The records below must be copied in full; omit the images.

→ **Dataset records**:
※ ※ ※

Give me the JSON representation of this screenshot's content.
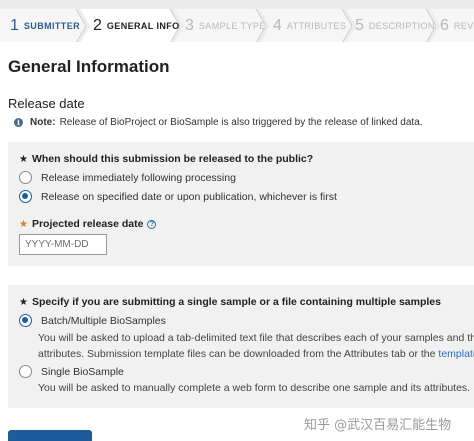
{
  "steps": [
    {
      "num": "1",
      "label": "SUBMITTER",
      "state": "done"
    },
    {
      "num": "2",
      "label": "GENERAL INFO",
      "state": "active"
    },
    {
      "num": "3",
      "label": "SAMPLE TYPE",
      "state": "todo"
    },
    {
      "num": "4",
      "label": "ATTRIBUTES",
      "state": "todo"
    },
    {
      "num": "5",
      "label": "DESCRIPTION",
      "state": "todo"
    },
    {
      "num": "6",
      "label": "REVIE",
      "state": "todo"
    }
  ],
  "page": {
    "title": "General Information",
    "release_section_title": "Release date",
    "note_label": "Note:",
    "note_text": "Release of BioProject or BioSample is also triggered by the release of linked data."
  },
  "release": {
    "question": "When should this submission be released to the public?",
    "option_immediate": "Release immediately following processing",
    "option_specified": "Release on specified date or upon publication, whichever is first",
    "selected": "specified",
    "date_label": "Projected release date",
    "date_placeholder": "YYYY-MM-DD"
  },
  "sample": {
    "question": "Specify if you are submitting a single sample or a file containing multiple samples",
    "option_batch": "Batch/Multiple BioSamples",
    "batch_desc_line1": "You will be asked to upload a tab-delimited text file that describes each of your samples and their",
    "batch_desc_line2": "attributes. Submission template files can be downloaded from the Attributes tab or the",
    "batch_desc_link": "templates p",
    "option_single": "Single BioSample",
    "single_desc": "You will be asked to manually complete a web form to describe one sample and its attributes.",
    "selected": "batch"
  },
  "watermark": "知乎 @武汉百易汇能生物",
  "colors": {
    "accent": "#1e5b9c",
    "required_star": "#e07b1f",
    "link": "#2e6cb5",
    "panel_bg": "#f1f1f1"
  }
}
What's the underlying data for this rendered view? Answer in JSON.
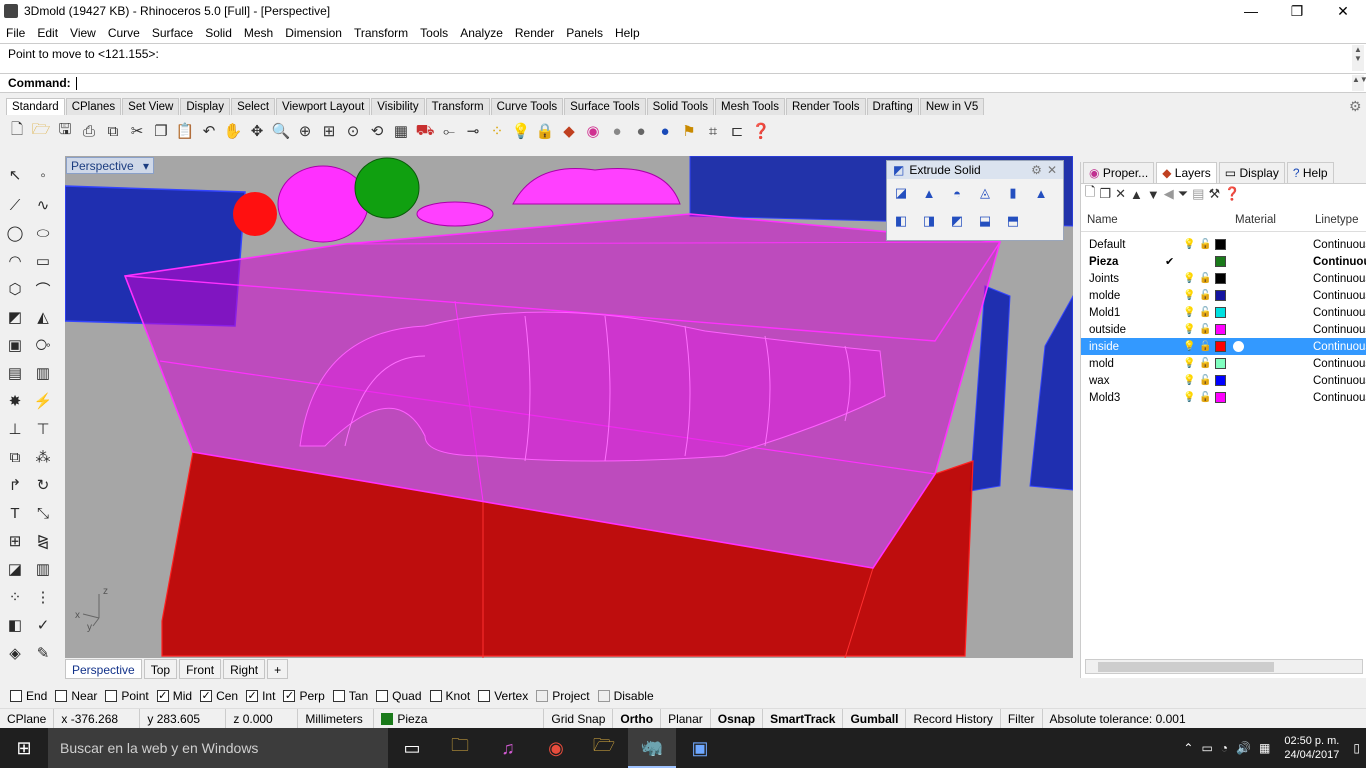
{
  "window": {
    "title": "3Dmold (19427 KB) - Rhinoceros 5.0 [Full] - [Perspective]",
    "controls": [
      "—",
      "❐",
      "✕"
    ]
  },
  "menu": [
    "File",
    "Edit",
    "View",
    "Curve",
    "Surface",
    "Solid",
    "Mesh",
    "Dimension",
    "Transform",
    "Tools",
    "Analyze",
    "Render",
    "Panels",
    "Help"
  ],
  "command": {
    "history": "Point to move to <121.155>:",
    "prompt": "Command:"
  },
  "toolbar_tabs": [
    "Standard",
    "CPlanes",
    "Set View",
    "Display",
    "Select",
    "Viewport Layout",
    "Visibility",
    "Transform",
    "Curve Tools",
    "Surface Tools",
    "Solid Tools",
    "Mesh Tools",
    "Render Tools",
    "Drafting",
    "New in V5"
  ],
  "toolbar_icons": [
    "new-file",
    "open",
    "save",
    "print",
    "import",
    "cut",
    "copy",
    "paste",
    "undo",
    "pan",
    "move",
    "zoom",
    "zoom-window",
    "zoom-extents",
    "zoom-selected",
    "rotate-view",
    "four-views",
    "car-model",
    "trim",
    "curve-tool",
    "points",
    "light",
    "lock",
    "layer",
    "color",
    "material-sphere",
    "render-sphere",
    "blue-sphere",
    "snap",
    "grid",
    "hide",
    "help"
  ],
  "viewport": {
    "name": "Perspective",
    "tabs": [
      "Perspective",
      "Top",
      "Front",
      "Right"
    ],
    "axis": {
      "x": "x",
      "y": "y",
      "z": "z"
    }
  },
  "extrude_panel": {
    "title": "Extrude Solid"
  },
  "panel": {
    "tabs": [
      "Proper...",
      "Layers",
      "Display",
      "Help"
    ],
    "headers": {
      "name": "Name",
      "material": "Material",
      "linetype": "Linetype"
    },
    "layers": [
      {
        "name": "Default",
        "color": "#000000",
        "linetype": "Continuous",
        "bulb": "blue"
      },
      {
        "name": "Pieza",
        "color": "#1a7a1a",
        "linetype": "Continuous",
        "current": true
      },
      {
        "name": "Joints",
        "color": "#000000",
        "linetype": "Continuous",
        "bulb": "blue"
      },
      {
        "name": "molde",
        "color": "#1414a0",
        "linetype": "Continuous",
        "bulb": "blue"
      },
      {
        "name": "Mold1",
        "color": "#00e0e0",
        "linetype": "Continuous",
        "bulb": "blue"
      },
      {
        "name": "outside",
        "color": "#ff00ff",
        "linetype": "Continuous",
        "bulb": "yellow"
      },
      {
        "name": "inside",
        "color": "#ff0000",
        "linetype": "Continuous",
        "bulb": "yellow",
        "selected": true
      },
      {
        "name": "mold",
        "color": "#80ffc0",
        "linetype": "Continuous",
        "bulb": "blue"
      },
      {
        "name": "wax",
        "color": "#0000ff",
        "linetype": "Continuous",
        "bulb": "yellow"
      },
      {
        "name": "Mold3",
        "color": "#ff00ff",
        "linetype": "Continuous",
        "bulb": "yellow"
      }
    ]
  },
  "osnaps": [
    {
      "label": "End",
      "checked": false
    },
    {
      "label": "Near",
      "checked": false
    },
    {
      "label": "Point",
      "checked": false
    },
    {
      "label": "Mid",
      "checked": true
    },
    {
      "label": "Cen",
      "checked": true
    },
    {
      "label": "Int",
      "checked": true
    },
    {
      "label": "Perp",
      "checked": true
    },
    {
      "label": "Tan",
      "checked": false
    },
    {
      "label": "Quad",
      "checked": false
    },
    {
      "label": "Knot",
      "checked": false
    },
    {
      "label": "Vertex",
      "checked": false
    },
    {
      "label": "Project",
      "checked": false,
      "disabled": true
    },
    {
      "label": "Disable",
      "checked": false,
      "disabled": true
    }
  ],
  "status": {
    "cplane": "CPlane",
    "x": "x -376.268",
    "y": "y 283.605",
    "z": "z 0.000",
    "units": "Millimeters",
    "layer": "Pieza",
    "layer_color": "#1a7a1a",
    "toggles": [
      {
        "label": "Grid Snap",
        "bold": false
      },
      {
        "label": "Ortho",
        "bold": true
      },
      {
        "label": "Planar",
        "bold": false
      },
      {
        "label": "Osnap",
        "bold": true
      },
      {
        "label": "SmartTrack",
        "bold": true
      },
      {
        "label": "Gumball",
        "bold": true
      },
      {
        "label": "Record History",
        "bold": false
      },
      {
        "label": "Filter",
        "bold": false
      }
    ],
    "tolerance": "Absolute tolerance: 0.001"
  },
  "taskbar": {
    "search_placeholder": "Buscar en la web y en Windows",
    "time": "02:50 p. m.",
    "date": "24/04/2017"
  },
  "colors": {
    "viewport_bg": "#a6a6a6",
    "magenta": "#ff00ff",
    "red_box": "#c00000",
    "blue_box": "#1a1aa8",
    "selection": "#3399ff"
  }
}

※ ※ ※

→ **Final result**:
Give me the JSON representation of this screenshot's content.
{
  "steps": [
    {
      "num": "1",
      "label": "SUBMITTER",
      "state": "done"
    },
    {
      "num": "2",
      "label": "GENERAL INFO",
      "state": "active"
    },
    {
      "num": "3",
      "label": "SAMPLE TYPE",
      "state": "todo"
    },
    {
      "num": "4",
      "label": "ATTRIBUTES",
      "state": "todo"
    },
    {
      "num": "5",
      "label": "DESCRIPTION",
      "state": "todo"
    },
    {
      "num": "6",
      "label": "REVIE",
      "state": "todo"
    }
  ],
  "page": {
    "title": "General Information",
    "release_section_title": "Release date",
    "note_label": "Note:",
    "note_text": "Release of BioProject or BioSample is also triggered by the release of linked data."
  },
  "release": {
    "question": "When should this submission be released to the public?",
    "option_immediate": "Release immediately following processing",
    "option_specified": "Release on specified date or upon publication, whichever is first",
    "selected": "specified",
    "date_label": "Projected release date",
    "date_placeholder": "YYYY-MM-DD"
  },
  "sample": {
    "question": "Specify if you are submitting a single sample or a file containing multiple samples",
    "option_batch": "Batch/Multiple BioSamples",
    "batch_desc_line1": "You will be asked to upload a tab-delimited text file that describes each of your samples and their",
    "batch_desc_line2": "attributes. Submission template files can be downloaded from the Attributes tab or the",
    "batch_desc_link": "templates p",
    "option_single": "Single BioSample",
    "single_desc": "You will be asked to manually complete a web form to describe one sample and its attributes.",
    "selected": "batch"
  },
  "watermark": "知乎 @武汉百易汇能生物",
  "colors": {
    "accent": "#1e5b9c",
    "required_star": "#e07b1f",
    "link": "#2e6cb5",
    "panel_bg": "#f1f1f1"
  }
}
What's the underlying data for this rendered view? Answer in JSON.
{
  "window": {
    "title": "3Dmold (19427 KB) - Rhinoceros 5.0 [Full] - [Perspective]",
    "controls": [
      "—",
      "❐",
      "✕"
    ]
  },
  "menu": [
    "File",
    "Edit",
    "View",
    "Curve",
    "Surface",
    "Solid",
    "Mesh",
    "Dimension",
    "Transform",
    "Tools",
    "Analyze",
    "Render",
    "Panels",
    "Help"
  ],
  "command": {
    "history": "Point to move to <121.155>:",
    "prompt": "Command:"
  },
  "toolbar_tabs": [
    "Standard",
    "CPlanes",
    "Set View",
    "Display",
    "Select",
    "Viewport Layout",
    "Visibility",
    "Transform",
    "Curve Tools",
    "Surface Tools",
    "Solid Tools",
    "Mesh Tools",
    "Render Tools",
    "Drafting",
    "New in V5"
  ],
  "toolbar_icons": [
    "new-file",
    "open",
    "save",
    "print",
    "import",
    "cut",
    "copy",
    "paste",
    "undo",
    "pan",
    "move",
    "zoom",
    "zoom-window",
    "zoom-extents",
    "zoom-selected",
    "rotate-view",
    "four-views",
    "car-model",
    "trim",
    "curve-tool",
    "points",
    "light",
    "lock",
    "layer",
    "color",
    "material-sphere",
    "render-sphere",
    "blue-sphere",
    "snap",
    "grid",
    "hide",
    "help"
  ],
  "viewport": {
    "name": "Perspective",
    "tabs": [
      "Perspective",
      "Top",
      "Front",
      "Right"
    ],
    "axis": {
      "x": "x",
      "y": "y",
      "z": "z"
    }
  },
  "extrude_panel": {
    "title": "Extrude Solid"
  },
  "panel": {
    "tabs": [
      "Proper...",
      "Layers",
      "Display",
      "Help"
    ],
    "headers": {
      "name": "Name",
      "material": "Material",
      "linetype": "Linetype"
    },
    "layers": [
      {
        "name": "Default",
        "color": "#000000",
        "linetype": "Continuous",
        "bulb": "blue"
      },
      {
        "name": "Pieza",
        "color": "#1a7a1a",
        "linetype": "Continuous",
        "current": true
      },
      {
        "name": "Joints",
        "color": "#000000",
        "linetype": "Continuous",
        "bulb": "blue"
      },
      {
        "name": "molde",
        "color": "#1414a0",
        "linetype": "Continuous",
        "bulb": "blue"
      },
      {
        "name": "Mold1",
        "color": "#00e0e0",
        "linetype": "Continuous",
        "bulb": "blue"
      },
      {
        "name": "outside",
        "color": "#ff00ff",
        "linetype": "Continuous",
        "bulb": "yellow"
      },
      {
        "name": "inside",
        "color": "#ff0000",
        "linetype": "Continuous",
        "bulb": "yellow",
        "selected": true
      },
      {
        "name": "mold",
        "color": "#80ffc0",
        "linetype": "Continuous",
        "bulb": "blue"
      },
      {
        "name": "wax",
        "color": "#0000ff",
        "linetype": "Continuous",
        "bulb": "yellow"
      },
      {
        "name": "Mold3",
        "color": "#ff00ff",
        "linetype": "Continuous",
        "bulb": "yellow"
      }
    ]
  },
  "osnaps": [
    {
      "label": "End",
      "checked": false
    },
    {
      "label": "Near",
      "checked": false
    },
    {
      "label": "Point",
      "checked": false
    },
    {
      "label": "Mid",
      "checked": true
    },
    {
      "label": "Cen",
      "checked": true
    },
    {
      "label": "Int",
      "checked": true
    },
    {
      "label": "Perp",
      "checked": true
    },
    {
      "label": "Tan",
      "checked": false
    },
    {
      "label": "Quad",
      "checked": false
    },
    {
      "label": "Knot",
      "checked": false
    },
    {
      "label": "Vertex",
      "checked": false
    },
    {
      "label": "Project",
      "checked": false,
      "disabled": true
    },
    {
      "label": "Disable",
      "checked": false,
      "disabled": true
    }
  ],
  "status": {
    "cplane": "CPlane",
    "x": "x -376.268",
    "y": "y 283.605",
    "z": "z 0.000",
    "units": "Millimeters",
    "layer": "Pieza",
    "layer_color": "#1a7a1a",
    "toggles": [
      {
        "label": "Grid Snap",
        "bold": false
      },
      {
        "label": "Ortho",
        "bold": true
      },
      {
        "label": "Planar",
        "bold": false
      },
      {
        "label": "Osnap",
        "bold": true
      },
      {
        "label": "SmartTrack",
        "bold": true
      },
      {
        "label": "Gumball",
        "bold": true
      },
      {
        "label": "Record History",
        "bold": false
      },
      {
        "label": "Filter",
        "bold": false
      }
    ],
    "tolerance": "Absolute tolerance: 0.001"
  },
  "taskbar": {
    "search_placeholder": "Buscar en la web y en Windows",
    "time": "02:50 p. m.",
    "date": "24/04/2017"
  },
  "colors": {
    "viewport_bg": "#a6a6a6",
    "magenta": "#ff00ff",
    "red_box": "#c00000",
    "blue_box": "#1a1aa8",
    "selection": "#3399ff"
  }
}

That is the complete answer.